Task details => Output all entries verbatim. Skip pictures.

(Chart and figure data)
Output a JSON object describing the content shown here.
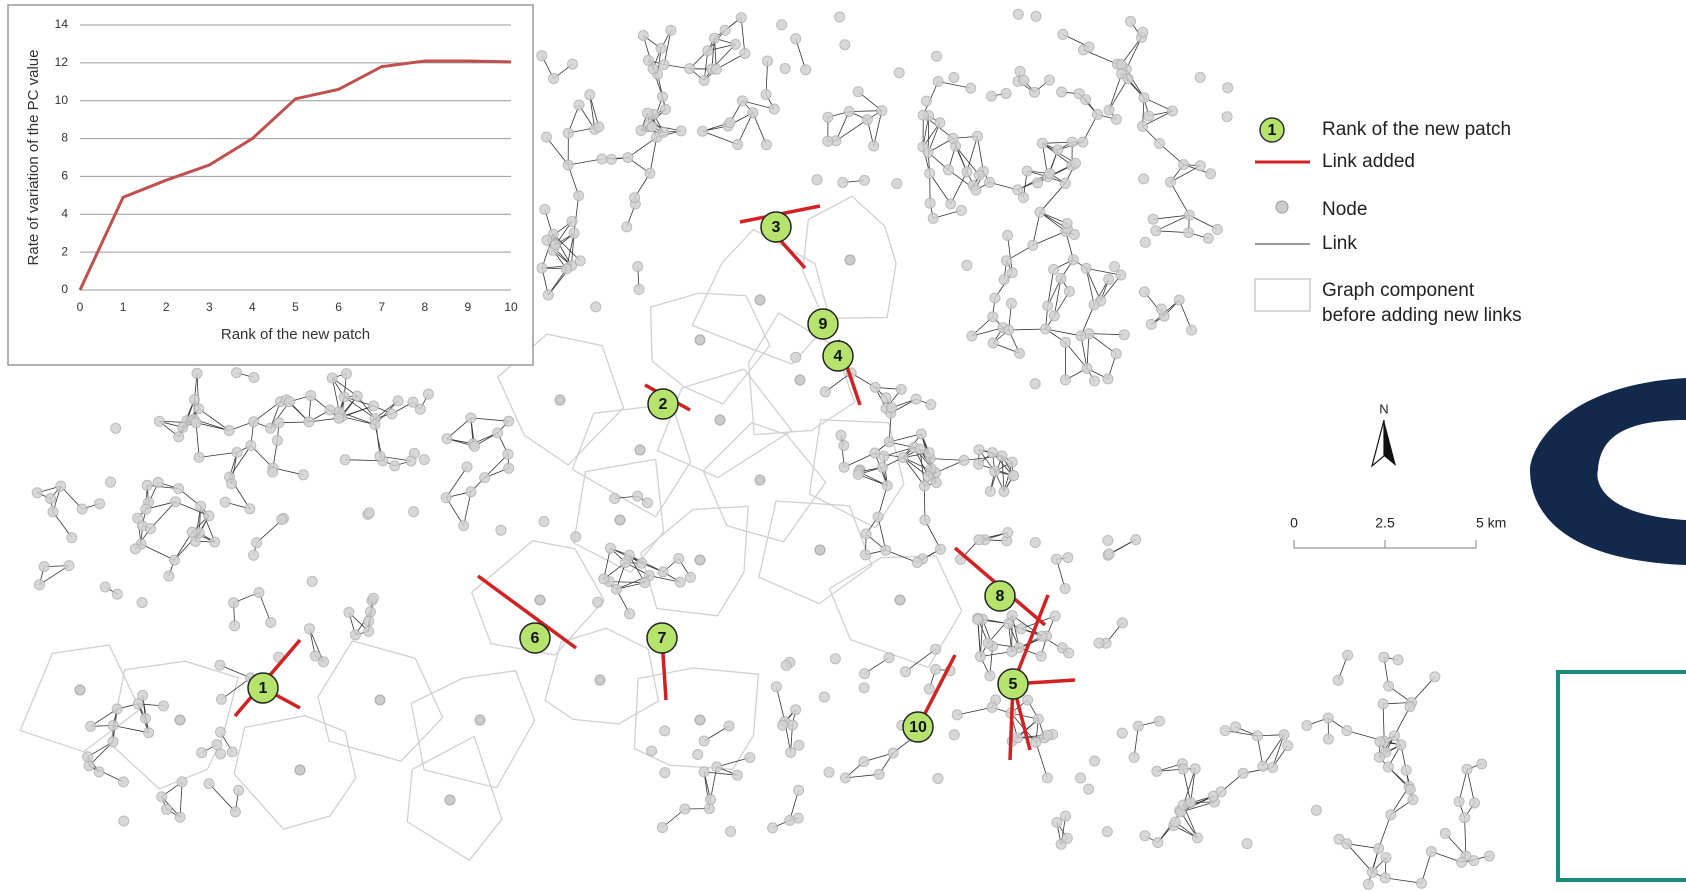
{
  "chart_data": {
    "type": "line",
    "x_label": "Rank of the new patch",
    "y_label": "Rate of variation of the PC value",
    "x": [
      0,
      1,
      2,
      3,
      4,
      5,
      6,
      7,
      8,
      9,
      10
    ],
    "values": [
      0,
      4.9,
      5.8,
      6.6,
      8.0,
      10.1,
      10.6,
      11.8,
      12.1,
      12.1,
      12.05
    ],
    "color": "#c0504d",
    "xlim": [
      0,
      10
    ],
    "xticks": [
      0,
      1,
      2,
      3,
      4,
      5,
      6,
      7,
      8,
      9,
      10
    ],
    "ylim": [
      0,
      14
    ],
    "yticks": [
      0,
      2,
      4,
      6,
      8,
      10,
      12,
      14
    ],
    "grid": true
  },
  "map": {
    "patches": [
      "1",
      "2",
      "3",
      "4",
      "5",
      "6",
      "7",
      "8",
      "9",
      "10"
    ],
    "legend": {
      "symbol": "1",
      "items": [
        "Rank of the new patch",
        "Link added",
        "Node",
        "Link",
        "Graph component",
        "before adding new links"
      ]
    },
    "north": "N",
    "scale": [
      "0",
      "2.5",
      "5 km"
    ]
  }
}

Task response =>
Output a JSON object describing the content shown here.
{
  "chart_data": {
    "type": "line",
    "x_label": "Rank of the new patch",
    "y_label": "Rate of variation of the PC value",
    "x": [
      0,
      1,
      2,
      3,
      4,
      5,
      6,
      7,
      8,
      9,
      10
    ],
    "values": [
      0,
      4.9,
      5.8,
      6.6,
      8.0,
      10.1,
      10.6,
      11.8,
      12.1,
      12.1,
      12.05
    ],
    "color": "#c0504d",
    "xlim": [
      0,
      10
    ],
    "xticks": [
      0,
      1,
      2,
      3,
      4,
      5,
      6,
      7,
      8,
      9,
      10
    ],
    "ylim": [
      0,
      14
    ],
    "yticks": [
      0,
      2,
      4,
      6,
      8,
      10,
      12,
      14
    ],
    "grid": true
  },
  "map": {
    "patches": [
      "1",
      "2",
      "3",
      "4",
      "5",
      "6",
      "7",
      "8",
      "9",
      "10"
    ],
    "legend": {
      "symbol": "1",
      "items": [
        "Rank of the new patch",
        "Link added",
        "Node",
        "Link",
        "Graph component",
        "before adding new links"
      ]
    },
    "north": "N",
    "scale": [
      "0",
      "2.5",
      "5 km"
    ]
  }
}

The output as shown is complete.